Scan the data below. Pull out each line where "Минина" occurs.

MATERIALS PROVIDED>
----

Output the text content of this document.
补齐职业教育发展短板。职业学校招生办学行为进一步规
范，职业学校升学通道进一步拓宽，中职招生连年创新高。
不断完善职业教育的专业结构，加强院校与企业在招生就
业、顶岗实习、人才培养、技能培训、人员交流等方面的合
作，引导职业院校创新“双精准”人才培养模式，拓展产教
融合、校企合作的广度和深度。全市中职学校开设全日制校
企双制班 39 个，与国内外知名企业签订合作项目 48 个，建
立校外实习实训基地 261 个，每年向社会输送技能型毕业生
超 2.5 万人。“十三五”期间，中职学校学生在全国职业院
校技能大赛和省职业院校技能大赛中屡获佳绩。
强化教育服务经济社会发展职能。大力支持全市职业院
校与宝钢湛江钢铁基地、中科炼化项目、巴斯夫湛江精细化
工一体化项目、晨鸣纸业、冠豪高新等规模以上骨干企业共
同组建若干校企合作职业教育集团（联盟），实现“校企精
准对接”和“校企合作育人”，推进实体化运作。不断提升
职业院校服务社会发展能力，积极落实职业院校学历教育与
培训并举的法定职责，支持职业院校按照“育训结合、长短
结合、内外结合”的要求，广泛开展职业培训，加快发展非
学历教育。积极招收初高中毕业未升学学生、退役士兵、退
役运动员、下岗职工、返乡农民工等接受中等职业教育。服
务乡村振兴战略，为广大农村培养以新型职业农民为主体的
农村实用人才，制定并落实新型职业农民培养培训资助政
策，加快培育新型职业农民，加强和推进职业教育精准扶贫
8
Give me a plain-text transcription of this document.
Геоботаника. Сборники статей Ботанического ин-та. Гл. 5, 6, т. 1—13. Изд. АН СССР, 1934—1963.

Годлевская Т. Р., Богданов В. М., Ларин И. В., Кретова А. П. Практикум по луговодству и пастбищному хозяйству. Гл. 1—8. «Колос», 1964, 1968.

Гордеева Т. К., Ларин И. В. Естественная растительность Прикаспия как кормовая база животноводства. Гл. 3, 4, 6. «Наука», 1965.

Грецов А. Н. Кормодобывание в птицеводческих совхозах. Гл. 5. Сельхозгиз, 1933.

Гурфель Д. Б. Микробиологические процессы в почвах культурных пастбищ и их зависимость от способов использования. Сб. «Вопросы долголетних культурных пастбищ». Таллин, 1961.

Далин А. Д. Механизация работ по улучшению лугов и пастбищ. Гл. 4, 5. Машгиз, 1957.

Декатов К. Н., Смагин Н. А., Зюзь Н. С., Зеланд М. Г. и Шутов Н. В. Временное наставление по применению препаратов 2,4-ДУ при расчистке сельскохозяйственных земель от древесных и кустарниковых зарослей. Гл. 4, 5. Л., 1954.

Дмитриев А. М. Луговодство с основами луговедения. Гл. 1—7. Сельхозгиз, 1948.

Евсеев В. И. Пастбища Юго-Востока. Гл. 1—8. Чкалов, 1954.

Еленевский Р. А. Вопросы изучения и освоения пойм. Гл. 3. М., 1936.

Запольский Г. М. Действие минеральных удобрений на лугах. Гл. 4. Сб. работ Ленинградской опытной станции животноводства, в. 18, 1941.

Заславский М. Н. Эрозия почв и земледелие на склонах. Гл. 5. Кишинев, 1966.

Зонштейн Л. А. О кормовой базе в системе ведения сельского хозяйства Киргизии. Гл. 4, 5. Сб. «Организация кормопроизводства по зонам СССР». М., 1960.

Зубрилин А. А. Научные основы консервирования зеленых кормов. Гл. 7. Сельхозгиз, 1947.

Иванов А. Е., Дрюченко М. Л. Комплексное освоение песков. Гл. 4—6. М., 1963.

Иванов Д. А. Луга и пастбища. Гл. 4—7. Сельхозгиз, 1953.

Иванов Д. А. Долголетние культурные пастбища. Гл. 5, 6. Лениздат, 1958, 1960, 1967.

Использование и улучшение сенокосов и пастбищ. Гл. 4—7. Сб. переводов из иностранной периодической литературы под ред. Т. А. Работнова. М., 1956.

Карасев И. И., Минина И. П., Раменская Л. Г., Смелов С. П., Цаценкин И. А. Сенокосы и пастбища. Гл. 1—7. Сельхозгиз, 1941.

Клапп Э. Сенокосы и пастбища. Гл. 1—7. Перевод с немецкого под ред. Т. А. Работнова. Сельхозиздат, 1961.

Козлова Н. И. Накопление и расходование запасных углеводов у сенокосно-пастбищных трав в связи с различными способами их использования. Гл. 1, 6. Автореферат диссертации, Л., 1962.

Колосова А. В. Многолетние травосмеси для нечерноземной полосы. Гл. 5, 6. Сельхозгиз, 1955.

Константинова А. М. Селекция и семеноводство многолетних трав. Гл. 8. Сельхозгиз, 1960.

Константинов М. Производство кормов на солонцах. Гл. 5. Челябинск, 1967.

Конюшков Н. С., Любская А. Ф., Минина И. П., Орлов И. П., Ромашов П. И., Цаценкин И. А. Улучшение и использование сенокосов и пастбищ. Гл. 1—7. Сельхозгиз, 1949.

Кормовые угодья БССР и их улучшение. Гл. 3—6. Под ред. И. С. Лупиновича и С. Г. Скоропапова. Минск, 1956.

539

----

EXERCISE SOLUTION>
Карасев И. И., Минина И. П., Раменская Л. Г., Смелов С. П., Цаценкин И. А. Сенокосы и пастбища. Гл. 1—7. Сельхозгиз, 1941.
Конюшков Н. С., Любская А. Ф., Минина И. П., Орлов И. П., Ромашов П. И., Цаценкин И. А. Улучшение и использование сенокосов и пастбищ. Гл. 1—7. Сельхозгиз, 1949.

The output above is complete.